----- Catatan yang Disediakan -----
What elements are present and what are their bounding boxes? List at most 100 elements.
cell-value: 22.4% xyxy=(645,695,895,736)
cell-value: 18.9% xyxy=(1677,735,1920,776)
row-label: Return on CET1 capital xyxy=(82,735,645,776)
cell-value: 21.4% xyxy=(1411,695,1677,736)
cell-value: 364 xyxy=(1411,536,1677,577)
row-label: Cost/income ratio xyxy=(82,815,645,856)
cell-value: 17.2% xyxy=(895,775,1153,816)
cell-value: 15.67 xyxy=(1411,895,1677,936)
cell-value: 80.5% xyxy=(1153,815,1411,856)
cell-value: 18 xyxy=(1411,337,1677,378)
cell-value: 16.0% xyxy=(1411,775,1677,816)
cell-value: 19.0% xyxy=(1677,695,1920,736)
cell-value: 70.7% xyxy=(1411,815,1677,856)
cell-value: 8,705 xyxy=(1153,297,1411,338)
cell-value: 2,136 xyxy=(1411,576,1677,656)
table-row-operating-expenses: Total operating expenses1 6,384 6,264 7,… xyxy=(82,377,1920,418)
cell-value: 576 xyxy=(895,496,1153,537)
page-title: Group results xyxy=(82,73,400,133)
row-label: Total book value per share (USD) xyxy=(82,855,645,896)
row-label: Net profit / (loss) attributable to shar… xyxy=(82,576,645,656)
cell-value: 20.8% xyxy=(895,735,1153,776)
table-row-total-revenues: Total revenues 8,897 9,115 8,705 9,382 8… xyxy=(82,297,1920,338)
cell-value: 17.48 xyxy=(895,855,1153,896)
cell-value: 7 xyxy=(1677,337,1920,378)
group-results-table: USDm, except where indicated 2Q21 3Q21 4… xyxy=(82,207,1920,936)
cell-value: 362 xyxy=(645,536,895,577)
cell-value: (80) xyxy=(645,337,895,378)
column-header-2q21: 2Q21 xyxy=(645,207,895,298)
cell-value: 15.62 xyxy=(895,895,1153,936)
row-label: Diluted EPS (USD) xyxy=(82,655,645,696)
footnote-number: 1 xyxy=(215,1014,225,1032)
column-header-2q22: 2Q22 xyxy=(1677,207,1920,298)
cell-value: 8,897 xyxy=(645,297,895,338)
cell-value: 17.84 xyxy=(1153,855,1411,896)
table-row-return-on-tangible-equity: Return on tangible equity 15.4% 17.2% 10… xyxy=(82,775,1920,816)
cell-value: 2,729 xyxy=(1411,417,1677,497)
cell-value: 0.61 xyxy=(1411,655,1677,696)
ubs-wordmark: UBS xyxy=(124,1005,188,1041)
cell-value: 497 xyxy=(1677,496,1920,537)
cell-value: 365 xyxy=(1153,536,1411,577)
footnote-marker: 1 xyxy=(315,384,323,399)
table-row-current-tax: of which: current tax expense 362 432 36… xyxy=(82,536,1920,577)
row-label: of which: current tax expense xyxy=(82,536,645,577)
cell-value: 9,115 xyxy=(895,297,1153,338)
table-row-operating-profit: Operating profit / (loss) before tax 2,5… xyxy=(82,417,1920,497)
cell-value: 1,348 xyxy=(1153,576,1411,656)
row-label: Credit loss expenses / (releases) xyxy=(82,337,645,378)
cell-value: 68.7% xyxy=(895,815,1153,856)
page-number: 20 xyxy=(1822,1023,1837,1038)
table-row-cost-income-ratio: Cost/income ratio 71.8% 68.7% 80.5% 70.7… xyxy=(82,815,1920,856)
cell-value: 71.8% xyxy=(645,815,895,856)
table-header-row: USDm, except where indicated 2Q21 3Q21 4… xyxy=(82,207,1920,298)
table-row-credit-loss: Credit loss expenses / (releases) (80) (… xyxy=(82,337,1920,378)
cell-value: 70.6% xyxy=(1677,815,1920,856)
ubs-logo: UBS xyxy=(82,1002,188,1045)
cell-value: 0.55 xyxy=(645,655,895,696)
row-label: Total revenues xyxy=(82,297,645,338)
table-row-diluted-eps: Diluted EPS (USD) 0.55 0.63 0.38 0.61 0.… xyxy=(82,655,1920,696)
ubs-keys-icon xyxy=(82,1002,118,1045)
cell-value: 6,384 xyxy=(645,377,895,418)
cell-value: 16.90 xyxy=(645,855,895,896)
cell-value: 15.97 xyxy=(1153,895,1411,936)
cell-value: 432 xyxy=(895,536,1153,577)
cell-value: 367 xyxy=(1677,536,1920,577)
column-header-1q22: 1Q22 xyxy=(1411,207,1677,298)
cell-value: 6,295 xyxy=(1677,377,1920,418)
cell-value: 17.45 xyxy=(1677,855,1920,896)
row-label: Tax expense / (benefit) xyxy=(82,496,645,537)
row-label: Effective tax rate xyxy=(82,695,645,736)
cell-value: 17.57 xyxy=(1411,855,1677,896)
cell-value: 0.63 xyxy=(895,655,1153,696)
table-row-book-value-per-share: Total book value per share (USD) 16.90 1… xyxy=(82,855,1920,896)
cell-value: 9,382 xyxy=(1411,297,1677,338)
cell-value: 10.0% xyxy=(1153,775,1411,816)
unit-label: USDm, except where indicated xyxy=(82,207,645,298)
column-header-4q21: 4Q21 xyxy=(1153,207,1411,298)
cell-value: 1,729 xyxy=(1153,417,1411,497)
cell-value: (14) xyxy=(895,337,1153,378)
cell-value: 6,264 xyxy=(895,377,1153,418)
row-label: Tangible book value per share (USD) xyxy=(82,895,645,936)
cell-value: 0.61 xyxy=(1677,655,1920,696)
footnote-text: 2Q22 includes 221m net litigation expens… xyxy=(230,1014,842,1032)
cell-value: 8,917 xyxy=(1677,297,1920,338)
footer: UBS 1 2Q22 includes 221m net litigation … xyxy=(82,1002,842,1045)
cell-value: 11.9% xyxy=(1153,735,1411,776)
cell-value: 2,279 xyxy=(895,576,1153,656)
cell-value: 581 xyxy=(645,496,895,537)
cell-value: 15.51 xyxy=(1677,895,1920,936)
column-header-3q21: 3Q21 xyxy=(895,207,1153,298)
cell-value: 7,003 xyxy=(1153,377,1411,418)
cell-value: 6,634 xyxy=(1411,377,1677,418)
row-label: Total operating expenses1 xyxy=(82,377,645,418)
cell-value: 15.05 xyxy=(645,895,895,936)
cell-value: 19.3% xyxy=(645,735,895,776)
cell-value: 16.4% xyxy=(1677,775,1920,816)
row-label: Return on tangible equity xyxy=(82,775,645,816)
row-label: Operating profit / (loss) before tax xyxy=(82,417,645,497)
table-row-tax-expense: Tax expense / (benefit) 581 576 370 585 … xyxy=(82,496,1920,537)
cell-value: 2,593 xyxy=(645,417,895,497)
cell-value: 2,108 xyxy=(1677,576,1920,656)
-----
Salin ulang baris-baris catatan di atas tanpa perubahan apa pun: mulai dari baris pertama catatan dan berhenti setelah baris yang memuat "cell-value: 20.8% xyxy=(895,735,1153,776)".

▸ **Hasil Tugas**
What elements are present and what are their bounding boxes? List at most 100 elements.
cell-value: 22.4% xyxy=(645,695,895,736)
cell-value: 18.9% xyxy=(1677,735,1920,776)
row-label: Return on CET1 capital xyxy=(82,735,645,776)
cell-value: 21.4% xyxy=(1411,695,1677,736)
cell-value: 364 xyxy=(1411,536,1677,577)
row-label: Cost/income ratio xyxy=(82,815,645,856)
cell-value: 17.2% xyxy=(895,775,1153,816)
cell-value: 15.67 xyxy=(1411,895,1677,936)
cell-value: 80.5% xyxy=(1153,815,1411,856)
cell-value: 18 xyxy=(1411,337,1677,378)
cell-value: 16.0% xyxy=(1411,775,1677,816)
cell-value: 19.0% xyxy=(1677,695,1920,736)
cell-value: 70.7% xyxy=(1411,815,1677,856)
cell-value: 8,705 xyxy=(1153,297,1411,338)
cell-value: 2,136 xyxy=(1411,576,1677,656)
table-row-operating-expenses: Total operating expenses1 6,384 6,264 7,… xyxy=(82,377,1920,418)
cell-value: 576 xyxy=(895,496,1153,537)
page-title: Group results xyxy=(82,73,400,133)
row-label: Total book value per share (USD) xyxy=(82,855,645,896)
row-label: Net profit / (loss) attributable to shar… xyxy=(82,576,645,656)
cell-value: 20.8% xyxy=(895,735,1153,776)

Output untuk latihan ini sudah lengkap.